● **WORK REQUIRED**
Each entry that follows should be retyped in full and exactly.

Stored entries
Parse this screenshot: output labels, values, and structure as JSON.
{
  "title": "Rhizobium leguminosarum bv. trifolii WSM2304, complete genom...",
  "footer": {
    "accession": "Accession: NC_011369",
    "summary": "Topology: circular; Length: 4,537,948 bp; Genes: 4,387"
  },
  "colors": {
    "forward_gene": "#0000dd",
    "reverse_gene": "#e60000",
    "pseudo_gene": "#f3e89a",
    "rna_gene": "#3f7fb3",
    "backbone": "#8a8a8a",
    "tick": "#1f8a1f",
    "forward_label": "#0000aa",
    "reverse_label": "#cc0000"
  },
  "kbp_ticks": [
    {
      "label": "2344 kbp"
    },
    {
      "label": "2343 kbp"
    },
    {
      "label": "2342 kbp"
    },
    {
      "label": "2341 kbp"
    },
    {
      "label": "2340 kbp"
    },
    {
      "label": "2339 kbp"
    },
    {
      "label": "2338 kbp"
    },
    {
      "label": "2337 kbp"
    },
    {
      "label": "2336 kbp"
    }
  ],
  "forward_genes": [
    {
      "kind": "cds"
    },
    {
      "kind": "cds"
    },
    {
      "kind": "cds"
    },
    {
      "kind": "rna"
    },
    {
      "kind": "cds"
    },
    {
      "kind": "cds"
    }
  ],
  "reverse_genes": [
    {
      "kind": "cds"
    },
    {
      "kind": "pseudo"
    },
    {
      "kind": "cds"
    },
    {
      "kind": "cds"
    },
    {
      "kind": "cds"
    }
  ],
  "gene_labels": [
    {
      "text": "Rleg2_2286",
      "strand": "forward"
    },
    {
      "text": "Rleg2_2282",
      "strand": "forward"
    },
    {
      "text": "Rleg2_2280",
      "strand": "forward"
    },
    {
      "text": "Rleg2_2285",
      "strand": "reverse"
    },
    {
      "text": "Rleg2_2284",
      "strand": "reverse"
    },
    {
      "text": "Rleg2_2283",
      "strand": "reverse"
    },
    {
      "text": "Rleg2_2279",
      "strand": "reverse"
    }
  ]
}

● **THE ANSWER**
Parse this screenshot: output labels, values, and structure as JSON.
{
  "title": "Rhizobium leguminosarum bv. trifolii WSM2304, complete genom...",
  "footer": {
    "accession": "Accession: NC_011369",
    "summary": "Topology: circular; Length: 4,537,948 bp; Genes: 4,387"
  },
  "colors": {
    "forward_gene": "#0000dd",
    "reverse_gene": "#e60000",
    "pseudo_gene": "#f3e89a",
    "rna_gene": "#3f7fb3",
    "backbone": "#8a8a8a",
    "tick": "#1f8a1f",
    "forward_label": "#0000aa",
    "reverse_label": "#cc0000"
  },
  "kbp_ticks": [
    {
      "label": "2344 kbp"
    },
    {
      "label": "2343 kbp"
    },
    {
      "label": "2342 kbp"
    },
    {
      "label": "2341 kbp"
    },
    {
      "label": "2340 kbp"
    },
    {
      "label": "2339 kbp"
    },
    {
      "label": "2338 kbp"
    },
    {
      "label": "2337 kbp"
    },
    {
      "label": "2336 kbp"
    }
  ],
  "forward_genes": [
    {
      "kind": "cds"
    },
    {
      "kind": "cds"
    },
    {
      "kind": "cds"
    },
    {
      "kind": "rna"
    },
    {
      "kind": "cds"
    },
    {
      "kind": "cds"
    }
  ],
  "reverse_genes": [
    {
      "kind": "cds"
    },
    {
      "kind": "pseudo"
    },
    {
      "kind": "cds"
    },
    {
      "kind": "cds"
    },
    {
      "kind": "cds"
    }
  ],
  "gene_labels": [
    {
      "text": "Rleg2_2286",
      "strand": "forward"
    },
    {
      "text": "Rleg2_2282",
      "strand": "forward"
    },
    {
      "text": "Rleg2_2280",
      "strand": "forward"
    },
    {
      "text": "Rleg2_2285",
      "strand": "reverse"
    },
    {
      "text": "Rleg2_2284",
      "strand": "reverse"
    },
    {
      "text": "Rleg2_2283",
      "strand": "reverse"
    },
    {
      "text": "Rleg2_2279",
      "strand": "reverse"
    }
  ]
}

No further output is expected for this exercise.